▸ INPUT

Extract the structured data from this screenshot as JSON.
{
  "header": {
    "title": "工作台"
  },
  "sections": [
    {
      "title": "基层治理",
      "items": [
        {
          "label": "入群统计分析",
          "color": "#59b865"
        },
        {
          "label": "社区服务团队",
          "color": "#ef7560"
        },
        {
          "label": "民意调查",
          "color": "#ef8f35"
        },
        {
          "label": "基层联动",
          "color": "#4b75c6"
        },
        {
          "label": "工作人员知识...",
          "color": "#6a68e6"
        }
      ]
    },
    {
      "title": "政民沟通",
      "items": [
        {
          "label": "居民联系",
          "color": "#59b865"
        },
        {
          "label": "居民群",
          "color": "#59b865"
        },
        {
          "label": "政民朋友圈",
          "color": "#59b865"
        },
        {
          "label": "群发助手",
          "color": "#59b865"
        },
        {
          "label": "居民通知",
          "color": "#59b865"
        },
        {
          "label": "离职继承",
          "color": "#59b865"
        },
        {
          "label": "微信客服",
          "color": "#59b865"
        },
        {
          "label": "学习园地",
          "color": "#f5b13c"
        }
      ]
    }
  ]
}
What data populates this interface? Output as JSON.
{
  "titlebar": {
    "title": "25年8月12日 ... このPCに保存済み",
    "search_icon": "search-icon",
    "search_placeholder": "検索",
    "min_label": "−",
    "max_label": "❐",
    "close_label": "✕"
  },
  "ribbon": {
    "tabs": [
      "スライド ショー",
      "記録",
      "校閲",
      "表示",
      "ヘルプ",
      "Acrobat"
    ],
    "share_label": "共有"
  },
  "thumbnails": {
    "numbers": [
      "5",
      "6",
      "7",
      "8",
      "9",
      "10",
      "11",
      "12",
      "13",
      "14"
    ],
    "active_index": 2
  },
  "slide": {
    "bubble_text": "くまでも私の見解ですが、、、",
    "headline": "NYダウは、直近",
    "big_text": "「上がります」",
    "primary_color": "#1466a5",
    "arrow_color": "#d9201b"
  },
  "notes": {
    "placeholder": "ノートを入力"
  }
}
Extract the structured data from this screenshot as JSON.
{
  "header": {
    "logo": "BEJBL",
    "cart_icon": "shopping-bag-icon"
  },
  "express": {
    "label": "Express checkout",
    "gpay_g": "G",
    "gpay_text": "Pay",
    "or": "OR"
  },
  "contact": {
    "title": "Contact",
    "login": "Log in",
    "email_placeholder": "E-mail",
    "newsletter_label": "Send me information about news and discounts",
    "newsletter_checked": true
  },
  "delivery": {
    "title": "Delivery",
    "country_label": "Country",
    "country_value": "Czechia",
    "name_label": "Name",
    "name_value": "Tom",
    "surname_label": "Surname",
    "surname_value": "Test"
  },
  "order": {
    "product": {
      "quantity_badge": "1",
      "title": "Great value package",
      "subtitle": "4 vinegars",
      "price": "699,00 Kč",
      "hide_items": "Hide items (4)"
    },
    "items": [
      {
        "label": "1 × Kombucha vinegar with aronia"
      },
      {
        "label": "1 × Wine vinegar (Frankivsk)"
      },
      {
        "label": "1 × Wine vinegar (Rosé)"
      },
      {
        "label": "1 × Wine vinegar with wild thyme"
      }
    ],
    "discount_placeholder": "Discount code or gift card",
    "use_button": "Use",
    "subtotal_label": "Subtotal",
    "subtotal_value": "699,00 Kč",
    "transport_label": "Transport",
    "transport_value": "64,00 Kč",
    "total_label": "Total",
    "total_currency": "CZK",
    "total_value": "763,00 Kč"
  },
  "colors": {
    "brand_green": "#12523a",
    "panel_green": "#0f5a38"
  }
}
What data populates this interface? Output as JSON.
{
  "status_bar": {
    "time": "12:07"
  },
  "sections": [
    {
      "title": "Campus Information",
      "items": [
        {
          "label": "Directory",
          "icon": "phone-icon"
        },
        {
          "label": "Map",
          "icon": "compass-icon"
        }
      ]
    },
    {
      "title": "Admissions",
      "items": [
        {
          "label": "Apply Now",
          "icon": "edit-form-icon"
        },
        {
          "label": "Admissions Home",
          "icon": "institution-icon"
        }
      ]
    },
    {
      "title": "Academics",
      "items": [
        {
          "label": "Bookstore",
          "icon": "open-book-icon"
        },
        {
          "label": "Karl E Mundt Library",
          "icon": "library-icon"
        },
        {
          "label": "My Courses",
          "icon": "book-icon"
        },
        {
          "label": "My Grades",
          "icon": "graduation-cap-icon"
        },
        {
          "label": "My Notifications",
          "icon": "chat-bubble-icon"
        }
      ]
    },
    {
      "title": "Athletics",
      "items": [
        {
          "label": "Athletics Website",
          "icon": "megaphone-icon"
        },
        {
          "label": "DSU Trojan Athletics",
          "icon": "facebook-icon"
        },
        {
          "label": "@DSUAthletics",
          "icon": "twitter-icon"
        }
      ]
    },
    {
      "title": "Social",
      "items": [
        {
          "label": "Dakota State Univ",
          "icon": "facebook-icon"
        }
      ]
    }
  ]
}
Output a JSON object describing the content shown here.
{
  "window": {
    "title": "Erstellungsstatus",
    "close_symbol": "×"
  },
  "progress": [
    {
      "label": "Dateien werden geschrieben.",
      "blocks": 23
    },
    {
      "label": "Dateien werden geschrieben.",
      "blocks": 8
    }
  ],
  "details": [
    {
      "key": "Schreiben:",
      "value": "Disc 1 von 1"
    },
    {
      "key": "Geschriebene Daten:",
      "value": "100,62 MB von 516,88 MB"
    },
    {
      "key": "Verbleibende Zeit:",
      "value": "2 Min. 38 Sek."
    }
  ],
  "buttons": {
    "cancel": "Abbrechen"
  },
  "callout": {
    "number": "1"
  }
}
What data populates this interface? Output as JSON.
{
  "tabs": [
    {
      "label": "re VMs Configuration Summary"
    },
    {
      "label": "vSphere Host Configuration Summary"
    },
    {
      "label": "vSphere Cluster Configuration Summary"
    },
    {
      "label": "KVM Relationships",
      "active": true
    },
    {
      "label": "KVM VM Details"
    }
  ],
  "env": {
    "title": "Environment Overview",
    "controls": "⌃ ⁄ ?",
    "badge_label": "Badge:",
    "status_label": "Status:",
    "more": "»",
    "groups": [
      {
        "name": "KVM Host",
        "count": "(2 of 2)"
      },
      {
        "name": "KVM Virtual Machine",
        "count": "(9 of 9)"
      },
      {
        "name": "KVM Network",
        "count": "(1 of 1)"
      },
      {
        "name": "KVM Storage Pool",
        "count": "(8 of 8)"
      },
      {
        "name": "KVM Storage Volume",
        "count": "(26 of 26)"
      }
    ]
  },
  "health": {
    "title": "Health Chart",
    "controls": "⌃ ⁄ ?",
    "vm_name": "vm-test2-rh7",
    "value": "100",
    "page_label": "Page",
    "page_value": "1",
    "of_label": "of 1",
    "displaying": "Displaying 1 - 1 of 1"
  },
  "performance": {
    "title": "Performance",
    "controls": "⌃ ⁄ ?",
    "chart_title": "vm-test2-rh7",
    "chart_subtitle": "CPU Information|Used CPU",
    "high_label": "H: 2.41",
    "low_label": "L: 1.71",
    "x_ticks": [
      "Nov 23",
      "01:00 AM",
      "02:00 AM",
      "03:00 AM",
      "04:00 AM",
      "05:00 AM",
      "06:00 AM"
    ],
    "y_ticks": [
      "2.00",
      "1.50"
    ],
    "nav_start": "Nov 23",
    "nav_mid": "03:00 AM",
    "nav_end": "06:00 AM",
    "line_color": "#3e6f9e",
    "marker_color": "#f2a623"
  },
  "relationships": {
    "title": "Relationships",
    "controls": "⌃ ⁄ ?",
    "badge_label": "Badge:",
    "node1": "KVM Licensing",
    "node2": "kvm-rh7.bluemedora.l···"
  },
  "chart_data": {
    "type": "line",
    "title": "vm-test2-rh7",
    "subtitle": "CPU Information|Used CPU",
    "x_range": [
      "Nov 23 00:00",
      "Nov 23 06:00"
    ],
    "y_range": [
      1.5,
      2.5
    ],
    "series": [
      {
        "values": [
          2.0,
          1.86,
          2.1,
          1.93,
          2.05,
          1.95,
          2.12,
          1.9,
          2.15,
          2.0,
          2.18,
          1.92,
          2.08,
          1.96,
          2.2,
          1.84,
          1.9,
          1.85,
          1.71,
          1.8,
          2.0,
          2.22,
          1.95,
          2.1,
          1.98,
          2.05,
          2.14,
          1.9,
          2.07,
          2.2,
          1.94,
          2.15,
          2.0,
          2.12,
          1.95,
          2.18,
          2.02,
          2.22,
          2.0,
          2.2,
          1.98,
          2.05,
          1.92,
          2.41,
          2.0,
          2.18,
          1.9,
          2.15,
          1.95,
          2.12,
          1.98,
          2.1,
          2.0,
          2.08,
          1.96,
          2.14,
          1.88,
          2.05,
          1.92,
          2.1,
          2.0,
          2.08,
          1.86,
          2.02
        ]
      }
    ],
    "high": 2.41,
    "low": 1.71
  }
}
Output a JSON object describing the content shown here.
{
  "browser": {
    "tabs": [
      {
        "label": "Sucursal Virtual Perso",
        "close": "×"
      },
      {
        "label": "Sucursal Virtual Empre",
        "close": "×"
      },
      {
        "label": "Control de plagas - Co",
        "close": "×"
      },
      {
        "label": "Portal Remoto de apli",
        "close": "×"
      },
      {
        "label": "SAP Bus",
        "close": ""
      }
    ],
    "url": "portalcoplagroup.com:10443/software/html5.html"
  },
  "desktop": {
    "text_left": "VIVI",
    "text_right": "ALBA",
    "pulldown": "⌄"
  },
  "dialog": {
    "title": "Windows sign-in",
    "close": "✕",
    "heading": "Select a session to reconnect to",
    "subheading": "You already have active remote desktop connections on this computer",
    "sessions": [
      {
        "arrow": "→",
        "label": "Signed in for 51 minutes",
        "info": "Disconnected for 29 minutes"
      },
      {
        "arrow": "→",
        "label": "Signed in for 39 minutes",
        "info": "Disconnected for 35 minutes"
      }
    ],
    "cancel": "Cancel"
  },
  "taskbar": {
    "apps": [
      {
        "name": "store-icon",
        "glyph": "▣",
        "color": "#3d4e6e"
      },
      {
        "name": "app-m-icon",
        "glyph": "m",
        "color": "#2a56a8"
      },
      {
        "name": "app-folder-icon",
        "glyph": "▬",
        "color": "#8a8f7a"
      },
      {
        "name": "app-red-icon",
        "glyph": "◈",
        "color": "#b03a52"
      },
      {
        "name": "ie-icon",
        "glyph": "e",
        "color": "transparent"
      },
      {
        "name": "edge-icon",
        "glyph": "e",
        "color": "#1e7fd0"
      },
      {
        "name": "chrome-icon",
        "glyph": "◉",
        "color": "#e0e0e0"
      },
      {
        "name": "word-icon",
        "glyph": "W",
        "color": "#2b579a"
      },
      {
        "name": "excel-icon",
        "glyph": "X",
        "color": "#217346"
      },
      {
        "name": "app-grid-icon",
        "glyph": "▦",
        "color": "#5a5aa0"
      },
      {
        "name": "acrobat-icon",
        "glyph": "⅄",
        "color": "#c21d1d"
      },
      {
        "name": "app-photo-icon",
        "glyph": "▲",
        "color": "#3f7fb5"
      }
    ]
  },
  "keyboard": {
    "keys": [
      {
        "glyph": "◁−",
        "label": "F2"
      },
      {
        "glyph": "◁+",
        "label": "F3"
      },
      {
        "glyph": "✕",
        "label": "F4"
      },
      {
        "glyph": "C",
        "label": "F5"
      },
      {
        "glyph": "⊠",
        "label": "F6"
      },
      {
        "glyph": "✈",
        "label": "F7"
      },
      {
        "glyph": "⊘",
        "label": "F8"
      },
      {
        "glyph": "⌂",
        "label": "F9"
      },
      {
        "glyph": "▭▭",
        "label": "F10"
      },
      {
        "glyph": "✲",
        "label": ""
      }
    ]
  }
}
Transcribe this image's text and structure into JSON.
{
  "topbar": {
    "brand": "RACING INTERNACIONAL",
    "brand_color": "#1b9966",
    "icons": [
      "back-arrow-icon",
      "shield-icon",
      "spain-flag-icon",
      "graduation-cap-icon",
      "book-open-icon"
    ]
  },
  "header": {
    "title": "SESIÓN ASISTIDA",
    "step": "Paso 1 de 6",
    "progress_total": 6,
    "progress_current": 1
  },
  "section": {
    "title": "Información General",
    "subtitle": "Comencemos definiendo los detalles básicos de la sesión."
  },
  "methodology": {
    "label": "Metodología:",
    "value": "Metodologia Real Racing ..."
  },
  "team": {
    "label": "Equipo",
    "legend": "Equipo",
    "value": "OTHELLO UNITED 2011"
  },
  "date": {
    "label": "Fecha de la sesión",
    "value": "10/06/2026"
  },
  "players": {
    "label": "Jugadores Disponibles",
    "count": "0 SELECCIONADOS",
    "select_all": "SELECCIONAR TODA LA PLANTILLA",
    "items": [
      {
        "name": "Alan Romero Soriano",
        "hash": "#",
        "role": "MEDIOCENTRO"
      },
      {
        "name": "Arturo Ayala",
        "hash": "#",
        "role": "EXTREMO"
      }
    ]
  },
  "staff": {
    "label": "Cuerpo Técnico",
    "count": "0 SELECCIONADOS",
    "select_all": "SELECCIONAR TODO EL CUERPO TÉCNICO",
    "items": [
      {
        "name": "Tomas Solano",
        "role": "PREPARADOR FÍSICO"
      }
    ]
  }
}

▸ EXERCISE DIRECTIONS
Identify and list each line with the word "true".

▸ THE OUTPUT
    "newsletter_checked": true
      "active": true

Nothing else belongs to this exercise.